◆ What the task requires:
Which lines hold the word "wyznaczania"? Show each of them.

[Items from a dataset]
════════════════
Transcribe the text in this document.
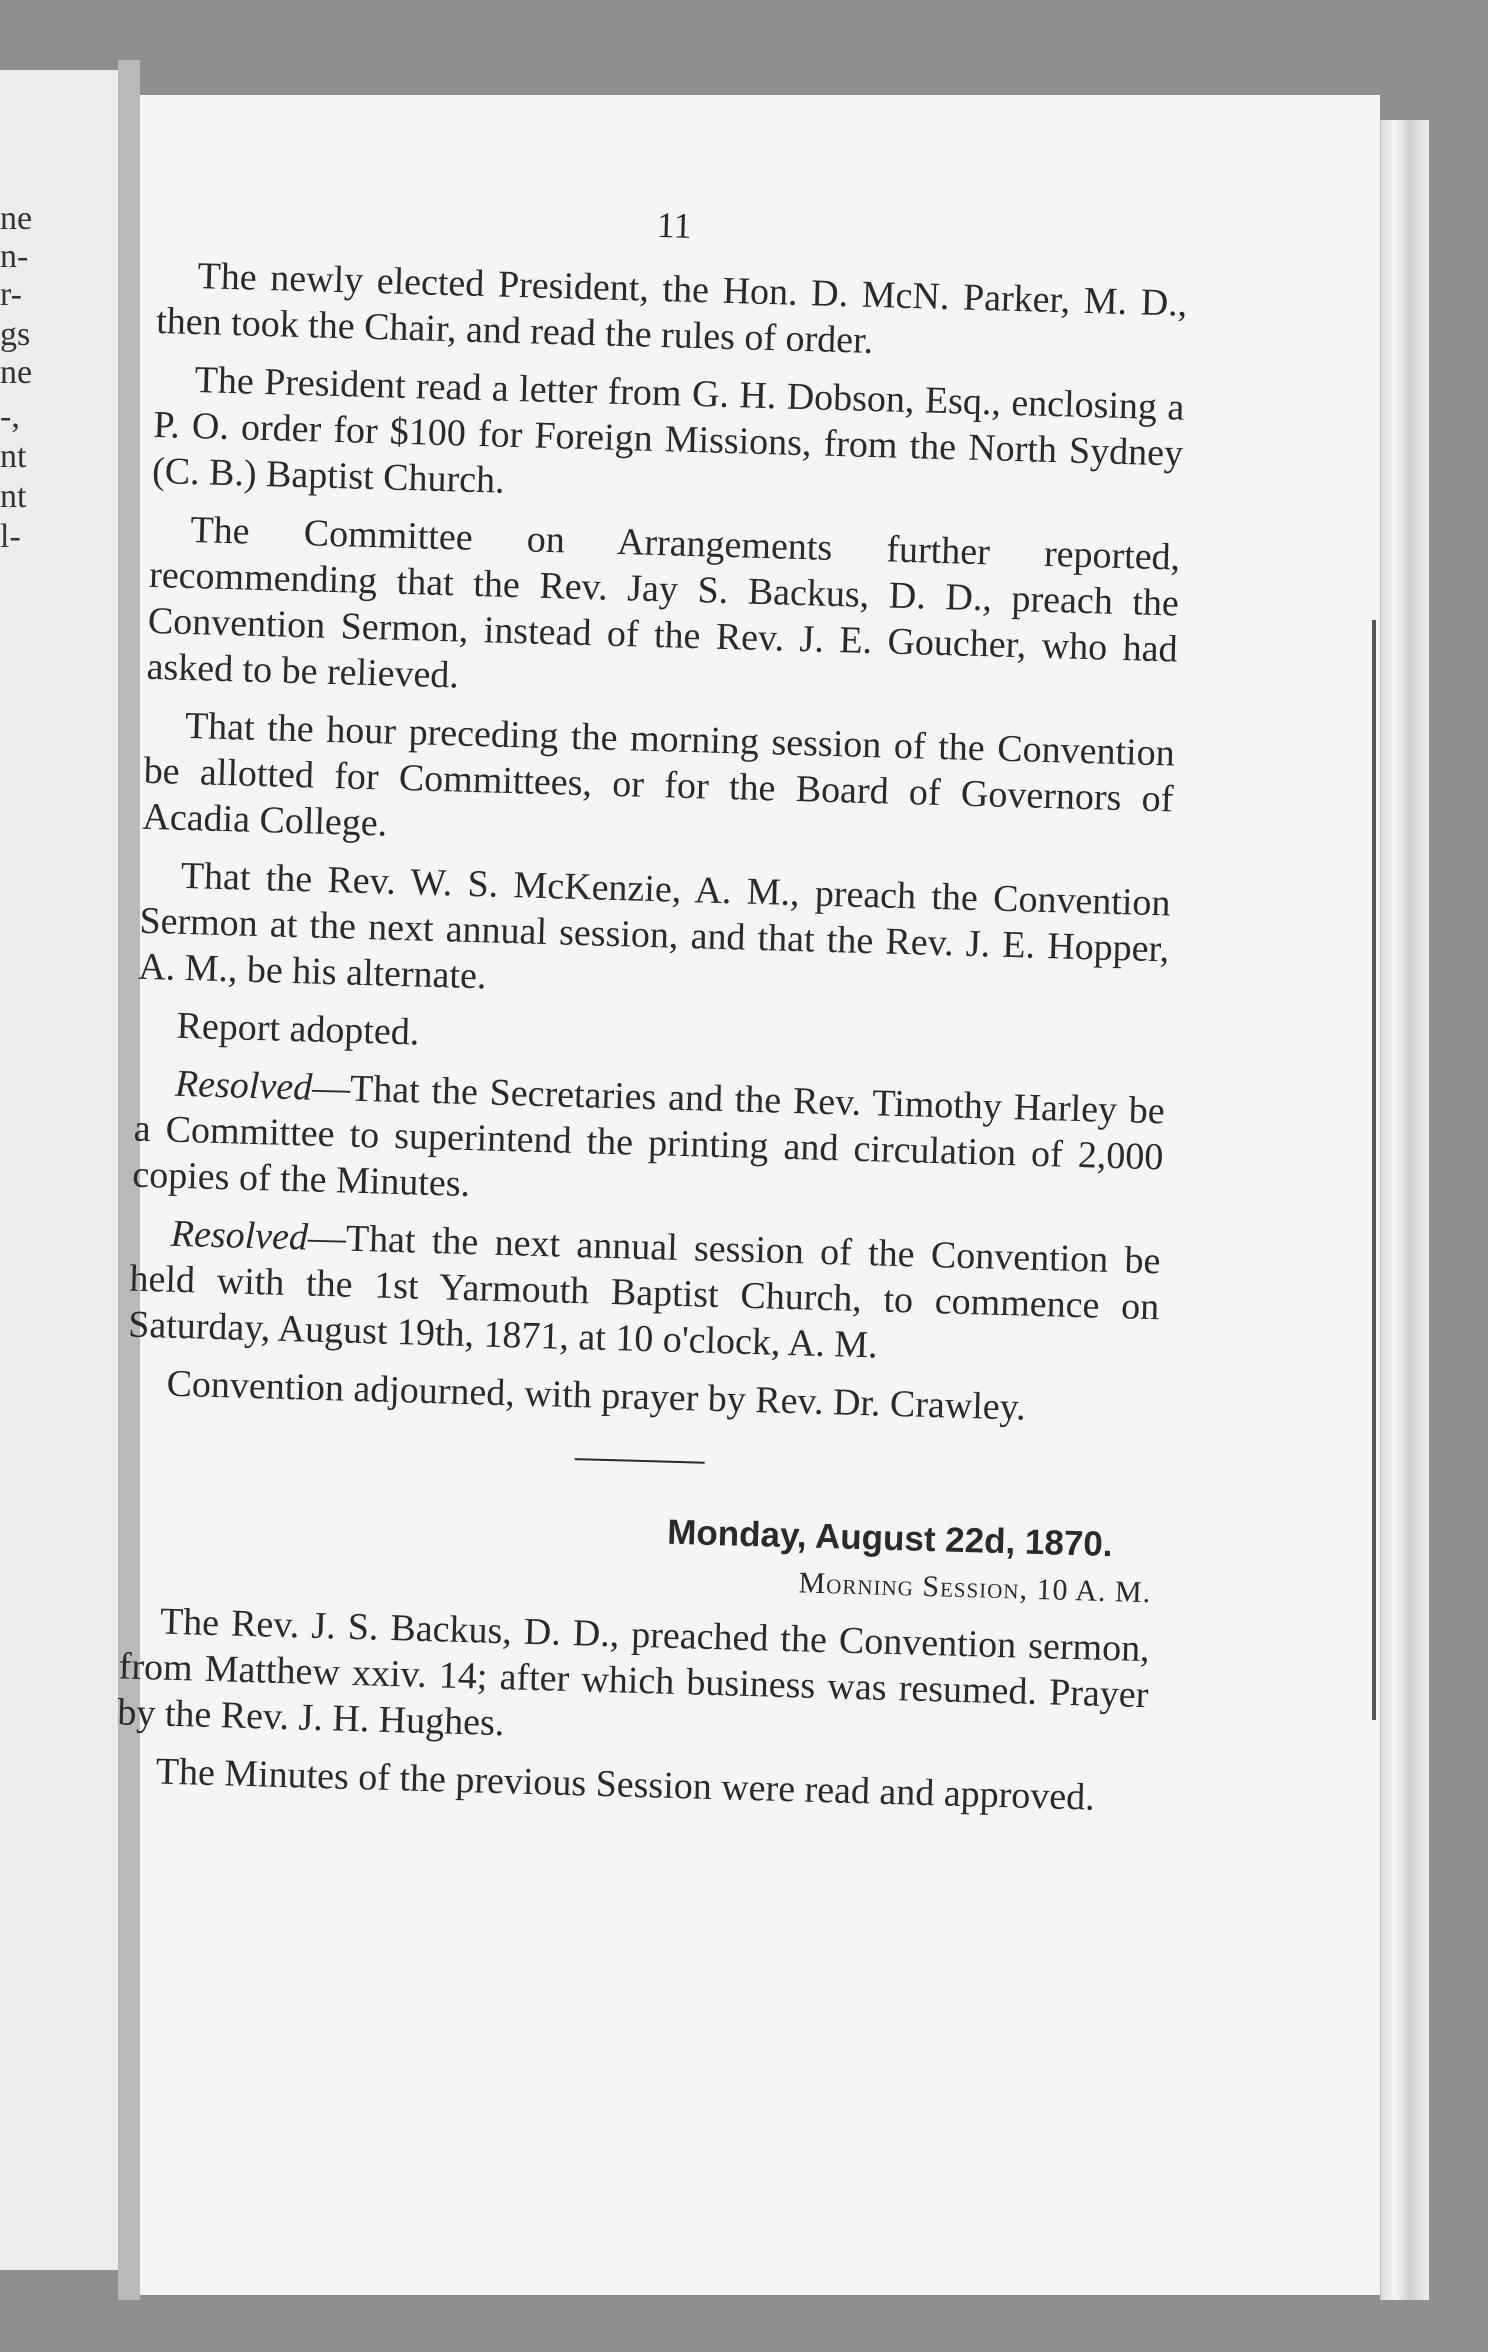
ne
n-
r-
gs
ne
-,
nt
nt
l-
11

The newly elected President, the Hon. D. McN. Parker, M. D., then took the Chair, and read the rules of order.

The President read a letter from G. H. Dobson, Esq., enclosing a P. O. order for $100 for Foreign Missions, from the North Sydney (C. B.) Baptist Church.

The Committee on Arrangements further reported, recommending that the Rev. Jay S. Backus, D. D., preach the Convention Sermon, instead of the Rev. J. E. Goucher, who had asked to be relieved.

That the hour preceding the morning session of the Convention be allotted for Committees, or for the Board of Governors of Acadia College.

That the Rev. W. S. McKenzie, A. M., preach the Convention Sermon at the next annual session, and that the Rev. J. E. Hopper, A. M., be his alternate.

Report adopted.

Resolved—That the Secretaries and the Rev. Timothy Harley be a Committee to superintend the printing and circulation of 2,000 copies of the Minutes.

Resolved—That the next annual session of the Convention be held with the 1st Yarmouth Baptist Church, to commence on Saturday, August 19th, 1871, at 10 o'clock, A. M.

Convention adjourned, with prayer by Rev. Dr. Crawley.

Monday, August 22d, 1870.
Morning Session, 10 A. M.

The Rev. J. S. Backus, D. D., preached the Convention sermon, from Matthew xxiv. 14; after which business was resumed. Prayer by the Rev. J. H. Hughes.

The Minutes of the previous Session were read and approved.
════════════════
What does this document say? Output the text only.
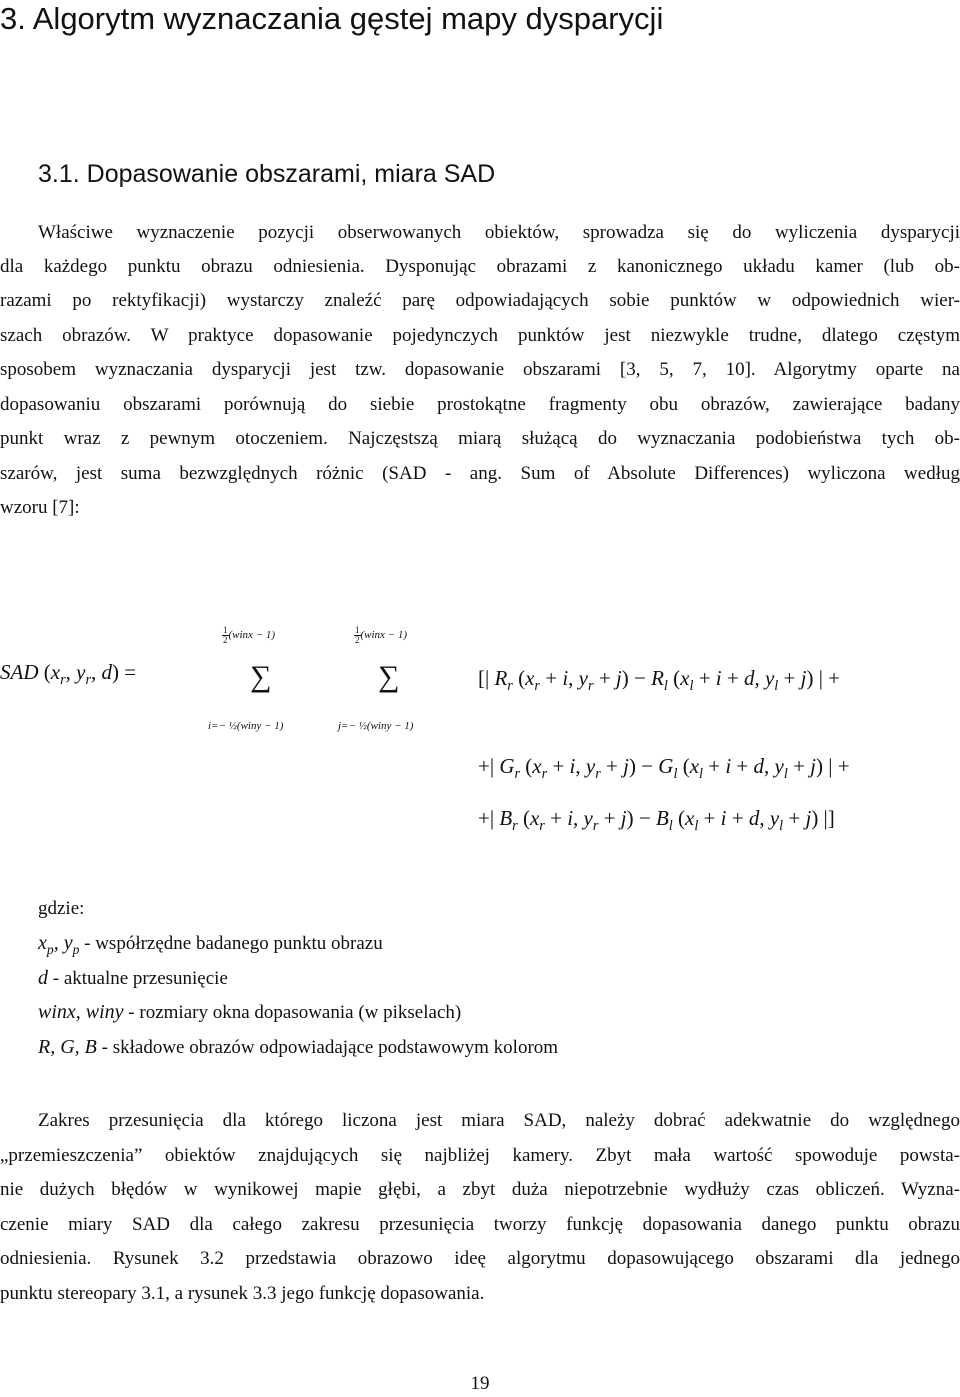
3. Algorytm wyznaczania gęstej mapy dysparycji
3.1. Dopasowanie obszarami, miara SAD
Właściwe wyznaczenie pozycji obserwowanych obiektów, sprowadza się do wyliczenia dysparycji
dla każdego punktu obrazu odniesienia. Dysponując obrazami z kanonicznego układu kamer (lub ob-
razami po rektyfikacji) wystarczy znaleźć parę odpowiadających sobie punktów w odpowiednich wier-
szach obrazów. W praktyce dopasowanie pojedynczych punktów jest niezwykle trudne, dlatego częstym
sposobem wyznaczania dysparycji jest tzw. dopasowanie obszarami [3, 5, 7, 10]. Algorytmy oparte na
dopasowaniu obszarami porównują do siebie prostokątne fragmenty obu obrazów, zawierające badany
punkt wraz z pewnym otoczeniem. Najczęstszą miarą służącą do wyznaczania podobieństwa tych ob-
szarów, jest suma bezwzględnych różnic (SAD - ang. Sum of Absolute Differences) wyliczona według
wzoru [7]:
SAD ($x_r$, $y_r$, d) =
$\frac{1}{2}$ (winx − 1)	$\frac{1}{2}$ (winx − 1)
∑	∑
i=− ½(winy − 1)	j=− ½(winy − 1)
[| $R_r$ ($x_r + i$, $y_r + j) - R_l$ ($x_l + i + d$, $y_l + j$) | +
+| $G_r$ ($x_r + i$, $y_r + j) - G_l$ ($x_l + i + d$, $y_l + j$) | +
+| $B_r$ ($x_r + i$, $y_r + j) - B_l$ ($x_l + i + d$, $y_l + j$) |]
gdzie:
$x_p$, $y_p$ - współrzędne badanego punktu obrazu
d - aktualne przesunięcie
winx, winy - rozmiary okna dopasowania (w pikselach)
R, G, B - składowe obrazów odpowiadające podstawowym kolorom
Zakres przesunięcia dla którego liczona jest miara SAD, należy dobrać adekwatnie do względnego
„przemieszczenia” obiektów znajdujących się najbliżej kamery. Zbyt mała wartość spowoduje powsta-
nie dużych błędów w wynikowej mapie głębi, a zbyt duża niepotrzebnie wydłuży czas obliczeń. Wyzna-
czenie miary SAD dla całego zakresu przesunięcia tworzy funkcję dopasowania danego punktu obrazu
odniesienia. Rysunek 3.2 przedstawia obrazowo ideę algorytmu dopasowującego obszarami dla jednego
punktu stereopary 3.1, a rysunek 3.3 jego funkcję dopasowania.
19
════════════════
◆ Solution:
3. Algorytm wyznaczania gęstej mapy dysparycji
sposobem wyznaczania dysparycji jest tzw. dopasowanie obszarami [3, 5, 7, 10]. Algorytmy oparte na
punkt wraz z pewnym otoczeniem. Najczęstszą miarą służącą do wyznaczania podobieństwa tych ob-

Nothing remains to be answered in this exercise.